- [Passage given]
■ ■ ■ ■

CLI and Lifecycle
Purpose
This spec defines the Cobre program entrypoint, command-line interface, exit codes, execution phase lifecycle, conditional execution modes, configuration resolution hierarchy, and job scheduler integration. It covers everything from process invocation through phase orchestration to shutdown.
1. Design Philosophy
Cobre adopts a single-entrypoint design optimized for HPC batch execution. The program is always invoked via MPI launchers (mpiexec, mpirun, or SLURM’s srun) and all runtime behavior is controlled through configuration files rather than command-line arguments.
Rationale:
- HPC job scripts benefit from stable command-line interfaces
- Configuration files provide auditability and reproducibility
- Complex nested options are better expressed in JSON than CLI flags
- Reduces parsing complexity in the hot initialization path
1.1 Agent Composability Principle
Cobre serves two audiences with complementary interaction models:
- HPC batch execution – The primary mode. MPI-launched, config-driven, human-readable output. Optimized for production-scale runs on cluster schedulers.

■ ■ ■ ■

- [Data records]
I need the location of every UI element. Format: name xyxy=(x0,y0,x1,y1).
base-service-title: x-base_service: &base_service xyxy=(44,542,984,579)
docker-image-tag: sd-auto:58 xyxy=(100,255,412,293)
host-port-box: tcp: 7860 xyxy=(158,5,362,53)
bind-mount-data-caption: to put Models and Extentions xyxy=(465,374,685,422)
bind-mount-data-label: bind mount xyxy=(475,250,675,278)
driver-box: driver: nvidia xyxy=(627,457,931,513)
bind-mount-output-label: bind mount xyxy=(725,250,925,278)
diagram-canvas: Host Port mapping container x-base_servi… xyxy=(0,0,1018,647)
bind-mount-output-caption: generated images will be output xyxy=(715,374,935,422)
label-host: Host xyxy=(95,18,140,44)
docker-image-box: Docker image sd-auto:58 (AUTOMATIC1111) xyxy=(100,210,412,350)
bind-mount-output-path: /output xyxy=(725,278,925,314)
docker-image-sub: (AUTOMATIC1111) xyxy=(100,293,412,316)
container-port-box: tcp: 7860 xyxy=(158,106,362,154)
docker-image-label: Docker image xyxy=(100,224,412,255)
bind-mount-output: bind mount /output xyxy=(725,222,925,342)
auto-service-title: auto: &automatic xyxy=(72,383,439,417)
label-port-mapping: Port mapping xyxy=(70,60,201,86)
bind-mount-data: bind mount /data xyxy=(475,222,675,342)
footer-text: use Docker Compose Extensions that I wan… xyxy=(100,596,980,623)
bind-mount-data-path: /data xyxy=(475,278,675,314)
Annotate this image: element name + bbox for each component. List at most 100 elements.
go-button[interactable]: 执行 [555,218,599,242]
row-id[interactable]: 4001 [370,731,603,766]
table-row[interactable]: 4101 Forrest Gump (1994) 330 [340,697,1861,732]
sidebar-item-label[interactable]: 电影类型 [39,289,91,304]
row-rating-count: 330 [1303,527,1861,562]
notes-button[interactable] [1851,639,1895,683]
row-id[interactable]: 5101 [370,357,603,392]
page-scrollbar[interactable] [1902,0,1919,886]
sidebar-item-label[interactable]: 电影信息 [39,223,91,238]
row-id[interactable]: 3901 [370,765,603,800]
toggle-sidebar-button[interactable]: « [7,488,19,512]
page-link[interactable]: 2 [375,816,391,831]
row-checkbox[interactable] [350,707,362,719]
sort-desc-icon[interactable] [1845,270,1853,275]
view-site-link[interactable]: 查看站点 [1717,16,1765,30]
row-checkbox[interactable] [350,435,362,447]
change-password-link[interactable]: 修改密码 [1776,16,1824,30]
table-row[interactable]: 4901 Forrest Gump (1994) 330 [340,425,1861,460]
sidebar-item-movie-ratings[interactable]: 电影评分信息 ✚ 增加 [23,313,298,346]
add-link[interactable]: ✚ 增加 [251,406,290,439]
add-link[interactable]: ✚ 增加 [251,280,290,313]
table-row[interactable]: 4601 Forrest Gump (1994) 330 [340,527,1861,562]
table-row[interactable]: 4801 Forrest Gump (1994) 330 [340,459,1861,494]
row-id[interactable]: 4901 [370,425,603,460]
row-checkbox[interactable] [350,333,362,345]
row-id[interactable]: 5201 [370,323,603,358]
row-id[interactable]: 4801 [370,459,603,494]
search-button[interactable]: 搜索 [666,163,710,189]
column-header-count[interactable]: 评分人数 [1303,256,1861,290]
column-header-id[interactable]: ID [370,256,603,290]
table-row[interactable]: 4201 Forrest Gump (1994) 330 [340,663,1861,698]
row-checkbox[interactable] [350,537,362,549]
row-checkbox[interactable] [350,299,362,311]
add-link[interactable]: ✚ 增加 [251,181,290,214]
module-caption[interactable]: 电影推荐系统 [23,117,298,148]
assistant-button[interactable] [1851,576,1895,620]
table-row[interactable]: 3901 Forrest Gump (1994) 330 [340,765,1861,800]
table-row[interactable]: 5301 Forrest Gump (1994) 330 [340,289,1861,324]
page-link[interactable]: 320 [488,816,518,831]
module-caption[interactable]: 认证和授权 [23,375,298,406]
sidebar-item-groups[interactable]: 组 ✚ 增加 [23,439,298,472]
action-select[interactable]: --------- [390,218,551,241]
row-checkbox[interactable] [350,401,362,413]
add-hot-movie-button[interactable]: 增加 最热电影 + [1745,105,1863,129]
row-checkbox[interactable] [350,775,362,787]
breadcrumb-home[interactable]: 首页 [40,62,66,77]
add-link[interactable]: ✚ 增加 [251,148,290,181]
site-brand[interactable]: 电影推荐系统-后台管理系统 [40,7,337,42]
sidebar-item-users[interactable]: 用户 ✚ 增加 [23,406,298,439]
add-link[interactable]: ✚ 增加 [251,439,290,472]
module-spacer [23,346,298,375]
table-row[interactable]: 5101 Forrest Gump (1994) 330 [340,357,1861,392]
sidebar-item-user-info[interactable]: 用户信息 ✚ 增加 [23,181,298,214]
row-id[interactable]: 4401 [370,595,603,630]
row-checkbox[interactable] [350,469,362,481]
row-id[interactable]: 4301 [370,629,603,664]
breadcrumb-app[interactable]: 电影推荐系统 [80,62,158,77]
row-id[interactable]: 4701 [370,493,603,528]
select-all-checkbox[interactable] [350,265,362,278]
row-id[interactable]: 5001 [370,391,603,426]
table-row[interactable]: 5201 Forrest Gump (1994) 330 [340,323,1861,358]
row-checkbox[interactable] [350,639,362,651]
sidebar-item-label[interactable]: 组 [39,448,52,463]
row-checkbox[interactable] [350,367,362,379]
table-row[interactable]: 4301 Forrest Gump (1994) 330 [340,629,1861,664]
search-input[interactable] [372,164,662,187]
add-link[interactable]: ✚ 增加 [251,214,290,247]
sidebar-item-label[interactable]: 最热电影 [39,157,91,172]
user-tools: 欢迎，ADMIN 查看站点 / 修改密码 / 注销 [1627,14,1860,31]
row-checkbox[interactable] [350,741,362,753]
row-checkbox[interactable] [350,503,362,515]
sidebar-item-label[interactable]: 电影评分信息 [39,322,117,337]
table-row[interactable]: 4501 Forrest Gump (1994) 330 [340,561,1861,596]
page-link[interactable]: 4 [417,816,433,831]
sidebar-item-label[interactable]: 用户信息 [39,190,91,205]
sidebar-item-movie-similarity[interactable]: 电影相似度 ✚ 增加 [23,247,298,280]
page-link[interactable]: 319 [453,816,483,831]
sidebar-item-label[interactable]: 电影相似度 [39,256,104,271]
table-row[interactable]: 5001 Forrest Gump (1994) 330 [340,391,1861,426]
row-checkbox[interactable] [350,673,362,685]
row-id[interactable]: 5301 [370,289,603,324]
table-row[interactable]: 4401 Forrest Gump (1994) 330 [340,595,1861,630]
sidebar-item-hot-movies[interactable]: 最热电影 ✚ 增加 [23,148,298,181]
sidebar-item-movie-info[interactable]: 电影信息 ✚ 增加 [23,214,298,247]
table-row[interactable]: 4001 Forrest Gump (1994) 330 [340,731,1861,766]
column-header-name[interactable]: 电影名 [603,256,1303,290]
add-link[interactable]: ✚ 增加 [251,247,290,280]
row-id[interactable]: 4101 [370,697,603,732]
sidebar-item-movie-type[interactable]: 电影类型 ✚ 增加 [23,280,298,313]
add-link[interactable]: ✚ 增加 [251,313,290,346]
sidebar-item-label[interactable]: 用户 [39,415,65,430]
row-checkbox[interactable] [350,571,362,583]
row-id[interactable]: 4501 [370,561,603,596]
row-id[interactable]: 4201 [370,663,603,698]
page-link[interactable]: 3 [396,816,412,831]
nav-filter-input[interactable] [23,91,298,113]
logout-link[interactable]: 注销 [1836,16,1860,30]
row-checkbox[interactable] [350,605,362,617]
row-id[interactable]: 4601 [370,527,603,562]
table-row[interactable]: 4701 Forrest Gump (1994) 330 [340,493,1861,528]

■ ■ ■ ■

- [Task instructions]
- a) In the CLI and lifecycle spec, what kind of launchers is Cobre always invoked through?
- b) Write out the part of the CLI and lifecycle spec that opens with the words containing "1. Design Philosophy" and closes with "on cluster schedulers.", copying it word for word.

- [Solution list]
- a) MPI launchers (mpiexec, mpirun, or SLURM's srun).

- b)
1. Design Philosophy
Cobre adopts a single-entrypoint design optimized for HPC batch execution. The program is always invoked via MPI launchers (mpiexec, mpirun, or SLURM’s srun) and all runtime behavior is controlled through configuration files rather than command-line arguments.
Rationale:
- HPC job scripts benefit from stable command-line interfaces
- Configuration files provide auditability and reproducibility
- Complex nested options are better expressed in JSON than CLI flags
- Reduces parsing complexity in the hot initialization path
1.1 Agent Composability Principle
Cobre serves two audiences with complementary interaction models:
- HPC batch execution – The primary mode. MPI-launched, config-driven, human-readable output. Optimized for production-scale runs on cluster schedulers.